:: INSTRUCTIONS TO FOLLOW ::
Pick out each line containing the string "name" and copy it.

════════

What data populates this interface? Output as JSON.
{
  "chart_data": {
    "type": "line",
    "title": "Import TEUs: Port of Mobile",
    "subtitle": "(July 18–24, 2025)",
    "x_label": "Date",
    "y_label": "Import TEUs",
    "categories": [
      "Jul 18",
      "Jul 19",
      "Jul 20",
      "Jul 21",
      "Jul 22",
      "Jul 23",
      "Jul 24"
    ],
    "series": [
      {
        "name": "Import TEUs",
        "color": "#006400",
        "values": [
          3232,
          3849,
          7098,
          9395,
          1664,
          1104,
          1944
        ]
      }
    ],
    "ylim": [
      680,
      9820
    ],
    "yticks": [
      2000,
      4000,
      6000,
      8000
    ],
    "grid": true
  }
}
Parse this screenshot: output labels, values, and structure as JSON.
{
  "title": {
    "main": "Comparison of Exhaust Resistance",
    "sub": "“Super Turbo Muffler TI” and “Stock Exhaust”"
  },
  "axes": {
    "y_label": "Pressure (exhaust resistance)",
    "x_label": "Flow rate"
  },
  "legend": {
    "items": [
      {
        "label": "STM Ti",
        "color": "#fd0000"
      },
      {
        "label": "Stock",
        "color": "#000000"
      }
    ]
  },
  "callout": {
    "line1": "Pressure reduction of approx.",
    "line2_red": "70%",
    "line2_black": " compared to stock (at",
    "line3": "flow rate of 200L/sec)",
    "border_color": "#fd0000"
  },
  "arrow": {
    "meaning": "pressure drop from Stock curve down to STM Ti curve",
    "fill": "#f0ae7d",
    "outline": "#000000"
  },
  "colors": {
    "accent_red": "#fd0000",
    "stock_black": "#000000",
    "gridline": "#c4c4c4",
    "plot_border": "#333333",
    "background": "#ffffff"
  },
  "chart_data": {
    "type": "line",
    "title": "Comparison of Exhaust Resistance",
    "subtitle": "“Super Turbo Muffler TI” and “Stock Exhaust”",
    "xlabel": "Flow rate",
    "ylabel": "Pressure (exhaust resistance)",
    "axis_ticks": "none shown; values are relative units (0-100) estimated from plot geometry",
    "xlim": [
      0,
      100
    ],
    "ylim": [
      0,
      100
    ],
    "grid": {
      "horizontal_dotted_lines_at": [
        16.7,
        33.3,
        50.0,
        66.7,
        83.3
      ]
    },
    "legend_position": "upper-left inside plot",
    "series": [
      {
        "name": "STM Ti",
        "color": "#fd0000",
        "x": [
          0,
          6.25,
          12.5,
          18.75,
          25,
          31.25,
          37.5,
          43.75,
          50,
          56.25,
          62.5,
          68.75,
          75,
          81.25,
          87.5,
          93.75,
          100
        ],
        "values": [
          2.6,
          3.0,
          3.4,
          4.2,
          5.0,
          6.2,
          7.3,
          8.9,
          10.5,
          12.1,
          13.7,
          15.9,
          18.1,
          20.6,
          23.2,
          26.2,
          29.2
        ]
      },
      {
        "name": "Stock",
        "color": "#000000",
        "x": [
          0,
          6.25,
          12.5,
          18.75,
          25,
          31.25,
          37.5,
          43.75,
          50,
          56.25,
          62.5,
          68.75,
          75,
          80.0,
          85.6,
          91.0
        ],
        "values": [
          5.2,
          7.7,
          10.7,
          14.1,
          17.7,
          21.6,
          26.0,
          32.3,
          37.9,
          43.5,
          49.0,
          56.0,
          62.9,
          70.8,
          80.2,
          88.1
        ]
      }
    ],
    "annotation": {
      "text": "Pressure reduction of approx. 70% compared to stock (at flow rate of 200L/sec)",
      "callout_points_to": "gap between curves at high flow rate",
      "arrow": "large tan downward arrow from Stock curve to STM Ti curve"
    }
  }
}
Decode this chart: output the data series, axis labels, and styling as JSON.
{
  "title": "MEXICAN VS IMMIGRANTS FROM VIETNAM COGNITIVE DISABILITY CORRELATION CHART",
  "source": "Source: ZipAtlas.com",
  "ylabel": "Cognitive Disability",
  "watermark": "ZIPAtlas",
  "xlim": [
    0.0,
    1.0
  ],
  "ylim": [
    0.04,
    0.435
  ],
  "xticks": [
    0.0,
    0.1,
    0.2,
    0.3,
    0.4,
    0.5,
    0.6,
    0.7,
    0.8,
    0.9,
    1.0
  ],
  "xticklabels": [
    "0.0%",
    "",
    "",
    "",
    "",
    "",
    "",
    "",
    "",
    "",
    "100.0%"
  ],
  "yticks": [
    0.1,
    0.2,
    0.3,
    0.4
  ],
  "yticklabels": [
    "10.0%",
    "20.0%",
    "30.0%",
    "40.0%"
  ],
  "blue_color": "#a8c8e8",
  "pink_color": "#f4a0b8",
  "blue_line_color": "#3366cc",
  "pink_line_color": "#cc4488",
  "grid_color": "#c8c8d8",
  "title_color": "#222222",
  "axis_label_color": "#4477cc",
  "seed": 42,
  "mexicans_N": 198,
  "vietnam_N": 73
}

════════

:: OUTPUT ::
        "name": "Import TEUs",
        "name": "STM Ti",
        "name": "Stock",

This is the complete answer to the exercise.